* MATERIAL SHOWN
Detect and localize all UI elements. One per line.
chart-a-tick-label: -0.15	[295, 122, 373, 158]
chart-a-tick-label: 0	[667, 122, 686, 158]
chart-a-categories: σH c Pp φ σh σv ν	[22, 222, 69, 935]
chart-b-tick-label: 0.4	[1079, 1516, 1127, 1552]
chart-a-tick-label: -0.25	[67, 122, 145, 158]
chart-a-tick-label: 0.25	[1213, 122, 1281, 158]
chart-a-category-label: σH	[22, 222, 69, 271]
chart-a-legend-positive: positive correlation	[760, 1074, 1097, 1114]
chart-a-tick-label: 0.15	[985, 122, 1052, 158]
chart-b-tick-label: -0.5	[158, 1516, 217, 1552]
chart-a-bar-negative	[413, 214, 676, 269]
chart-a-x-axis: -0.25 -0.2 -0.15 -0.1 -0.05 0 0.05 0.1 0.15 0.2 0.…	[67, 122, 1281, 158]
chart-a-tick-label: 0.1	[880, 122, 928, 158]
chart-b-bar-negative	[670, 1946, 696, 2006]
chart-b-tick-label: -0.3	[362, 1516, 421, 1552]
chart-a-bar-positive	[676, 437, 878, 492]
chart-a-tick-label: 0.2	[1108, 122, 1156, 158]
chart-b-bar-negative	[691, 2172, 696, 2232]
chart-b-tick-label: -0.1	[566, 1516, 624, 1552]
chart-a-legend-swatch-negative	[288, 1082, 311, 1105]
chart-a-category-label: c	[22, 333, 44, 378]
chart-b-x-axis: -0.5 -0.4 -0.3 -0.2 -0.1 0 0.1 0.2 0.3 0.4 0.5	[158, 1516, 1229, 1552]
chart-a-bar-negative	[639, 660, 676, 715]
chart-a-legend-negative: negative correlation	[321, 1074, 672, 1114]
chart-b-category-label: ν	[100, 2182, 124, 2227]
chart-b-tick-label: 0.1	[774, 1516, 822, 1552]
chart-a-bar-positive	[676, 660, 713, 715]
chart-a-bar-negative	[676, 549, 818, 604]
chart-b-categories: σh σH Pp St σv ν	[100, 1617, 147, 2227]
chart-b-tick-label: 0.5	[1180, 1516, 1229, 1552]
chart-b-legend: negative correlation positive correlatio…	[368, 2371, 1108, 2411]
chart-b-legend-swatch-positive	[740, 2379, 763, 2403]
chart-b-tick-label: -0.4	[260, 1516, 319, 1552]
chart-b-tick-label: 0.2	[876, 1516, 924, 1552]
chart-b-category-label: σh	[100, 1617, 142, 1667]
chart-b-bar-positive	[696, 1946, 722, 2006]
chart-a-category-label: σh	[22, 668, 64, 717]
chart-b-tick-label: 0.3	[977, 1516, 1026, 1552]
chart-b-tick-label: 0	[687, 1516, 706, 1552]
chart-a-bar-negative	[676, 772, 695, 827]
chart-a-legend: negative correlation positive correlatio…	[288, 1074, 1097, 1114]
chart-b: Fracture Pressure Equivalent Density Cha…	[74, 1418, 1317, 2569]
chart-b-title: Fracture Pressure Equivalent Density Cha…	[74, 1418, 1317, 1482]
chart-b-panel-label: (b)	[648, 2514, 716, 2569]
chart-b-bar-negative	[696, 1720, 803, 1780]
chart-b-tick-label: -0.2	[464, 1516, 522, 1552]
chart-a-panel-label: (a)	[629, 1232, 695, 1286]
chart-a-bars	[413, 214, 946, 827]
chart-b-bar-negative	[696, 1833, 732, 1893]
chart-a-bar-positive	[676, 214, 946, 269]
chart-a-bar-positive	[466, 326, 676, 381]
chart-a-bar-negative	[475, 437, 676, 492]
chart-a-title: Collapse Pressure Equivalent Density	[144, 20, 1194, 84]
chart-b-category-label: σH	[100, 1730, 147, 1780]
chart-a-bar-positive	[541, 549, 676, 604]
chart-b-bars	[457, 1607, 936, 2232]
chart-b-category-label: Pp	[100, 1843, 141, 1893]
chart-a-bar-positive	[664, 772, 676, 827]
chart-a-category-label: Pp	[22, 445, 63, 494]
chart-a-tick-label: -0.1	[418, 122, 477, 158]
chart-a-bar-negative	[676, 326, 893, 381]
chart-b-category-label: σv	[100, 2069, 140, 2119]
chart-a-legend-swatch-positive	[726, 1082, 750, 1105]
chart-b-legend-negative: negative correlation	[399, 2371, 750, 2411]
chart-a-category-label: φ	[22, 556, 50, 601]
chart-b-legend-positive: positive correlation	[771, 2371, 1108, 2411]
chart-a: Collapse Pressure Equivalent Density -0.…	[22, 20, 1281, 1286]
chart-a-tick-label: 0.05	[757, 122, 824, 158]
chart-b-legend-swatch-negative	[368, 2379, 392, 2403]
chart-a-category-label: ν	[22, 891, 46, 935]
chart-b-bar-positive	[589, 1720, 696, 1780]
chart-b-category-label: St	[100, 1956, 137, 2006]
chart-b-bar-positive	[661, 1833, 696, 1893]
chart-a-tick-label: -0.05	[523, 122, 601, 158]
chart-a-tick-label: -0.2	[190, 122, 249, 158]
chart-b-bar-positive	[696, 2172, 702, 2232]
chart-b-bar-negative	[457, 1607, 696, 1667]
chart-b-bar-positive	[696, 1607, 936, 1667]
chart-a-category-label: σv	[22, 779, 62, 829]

* WHAT TO DO
Copy out all the entries above, switching every "chart-b" to "chart-2" and leaving everything else unchanged.

* THE RESULT
Detect and localize all UI elements. One per line.
chart-a-tick-label: -0.15	[295, 122, 373, 158]
chart-a-tick-label: 0	[667, 122, 686, 158]
chart-a-categories: σH c Pp φ σh σv ν	[22, 222, 69, 935]
chart-2-tick-label: 0.4	[1079, 1516, 1127, 1552]
chart-a-tick-label: -0.25	[67, 122, 145, 158]
chart-a-tick-label: 0.25	[1213, 122, 1281, 158]
chart-a-category-label: σH	[22, 222, 69, 271]
chart-a-legend-positive: positive correlation	[760, 1074, 1097, 1114]
chart-a-tick-label: 0.15	[985, 122, 1052, 158]
chart-2-tick-label: -0.5	[158, 1516, 217, 1552]
chart-a-bar-negative	[413, 214, 676, 269]
chart-a-x-axis: -0.25 -0.2 -0.15 -0.1 -0.05 0 0.05 0.1 0.15 0.2 0.…	[67, 122, 1281, 158]
chart-a-tick-label: 0.1	[880, 122, 928, 158]
chart-2-bar-negative	[670, 1946, 696, 2006]
chart-2-tick-label: -0.3	[362, 1516, 421, 1552]
chart-a-bar-positive	[676, 437, 878, 492]
chart-a-tick-label: 0.2	[1108, 122, 1156, 158]
chart-2-bar-negative	[691, 2172, 696, 2232]
chart-2-tick-label: -0.1	[566, 1516, 624, 1552]
chart-a-legend-swatch-negative	[288, 1082, 311, 1105]
chart-a-category-label: c	[22, 333, 44, 378]
chart-2-x-axis: -0.5 -0.4 -0.3 -0.2 -0.1 0 0.1 0.2 0.3 0.4 0.5	[158, 1516, 1229, 1552]
chart-a-bar-negative	[639, 660, 676, 715]
chart-a-legend-negative: negative correlation	[321, 1074, 672, 1114]
chart-2-category-label: ν	[100, 2182, 124, 2227]
chart-2-tick-label: 0.1	[774, 1516, 822, 1552]
chart-a-bar-positive	[676, 660, 713, 715]
chart-a-bar-negative	[676, 549, 818, 604]
chart-2-categories: σh σH Pp St σv ν	[100, 1617, 147, 2227]
chart-2-tick-label: 0.5	[1180, 1516, 1229, 1552]
chart-2-legend: negative correlation positive correlatio…	[368, 2371, 1108, 2411]
chart-2-legend-swatch-positive	[740, 2379, 763, 2403]
chart-2-tick-label: -0.4	[260, 1516, 319, 1552]
chart-2-tick-label: 0.2	[876, 1516, 924, 1552]
chart-2-category-label: σh	[100, 1617, 142, 1667]
chart-2-bar-positive	[696, 1946, 722, 2006]
chart-a-category-label: σh	[22, 668, 64, 717]
chart-2-tick-label: 0.3	[977, 1516, 1026, 1552]
chart-2-tick-label: 0	[687, 1516, 706, 1552]
chart-a-bar-negative	[676, 772, 695, 827]
chart-a-legend: negative correlation positive correlatio…	[288, 1074, 1097, 1114]
chart-2: Fracture Pressure Equivalent Density Cha…	[74, 1418, 1317, 2569]
chart-2-title: Fracture Pressure Equivalent Density Cha…	[74, 1418, 1317, 1482]
chart-2-panel-label: (b)	[648, 2514, 716, 2569]
chart-2-bar-negative	[696, 1720, 803, 1780]
chart-2-tick-label: -0.2	[464, 1516, 522, 1552]
chart-a-panel-label: (a)	[629, 1232, 695, 1286]
chart-a-bars	[413, 214, 946, 827]
chart-2-bar-negative	[696, 1833, 732, 1893]
chart-a-bar-positive	[676, 214, 946, 269]
chart-a-bar-positive	[466, 326, 676, 381]
chart-a-bar-negative	[475, 437, 676, 492]
chart-a-title: Collapse Pressure Equivalent Density	[144, 20, 1194, 84]
chart-2-category-label: σH	[100, 1730, 147, 1780]
chart-a-bar-positive	[541, 549, 676, 604]
chart-2-bars	[457, 1607, 936, 2232]
chart-2-category-label: Pp	[100, 1843, 141, 1893]
chart-a-bar-positive	[664, 772, 676, 827]
chart-a-category-label: Pp	[22, 445, 63, 494]
chart-a-tick-label: -0.1	[418, 122, 477, 158]
chart-a-bar-negative	[676, 326, 893, 381]
chart-2-category-label: σv	[100, 2069, 140, 2119]
chart-a-legend-swatch-positive	[726, 1082, 750, 1105]
chart-2-legend-negative: negative correlation	[399, 2371, 750, 2411]
chart-a-category-label: φ	[22, 556, 50, 601]
chart-2-legend-positive: positive correlation	[771, 2371, 1108, 2411]
chart-a: Collapse Pressure Equivalent Density -0.…	[22, 20, 1281, 1286]
chart-a-tick-label: 0.05	[757, 122, 824, 158]
chart-2-legend-swatch-negative	[368, 2379, 392, 2403]
chart-a-category-label: ν	[22, 891, 46, 935]
chart-2-bar-positive	[589, 1720, 696, 1780]
chart-2-category-label: St	[100, 1956, 137, 2006]
chart-2-bar-positive	[661, 1833, 696, 1893]
chart-a-tick-label: -0.05	[523, 122, 601, 158]
chart-a-tick-label: -0.2	[190, 122, 249, 158]
chart-2-bar-positive	[696, 2172, 702, 2232]
chart-2-bar-negative	[457, 1607, 696, 1667]
chart-2-bar-positive	[696, 1607, 936, 1667]
chart-a-category-label: σv	[22, 779, 62, 829]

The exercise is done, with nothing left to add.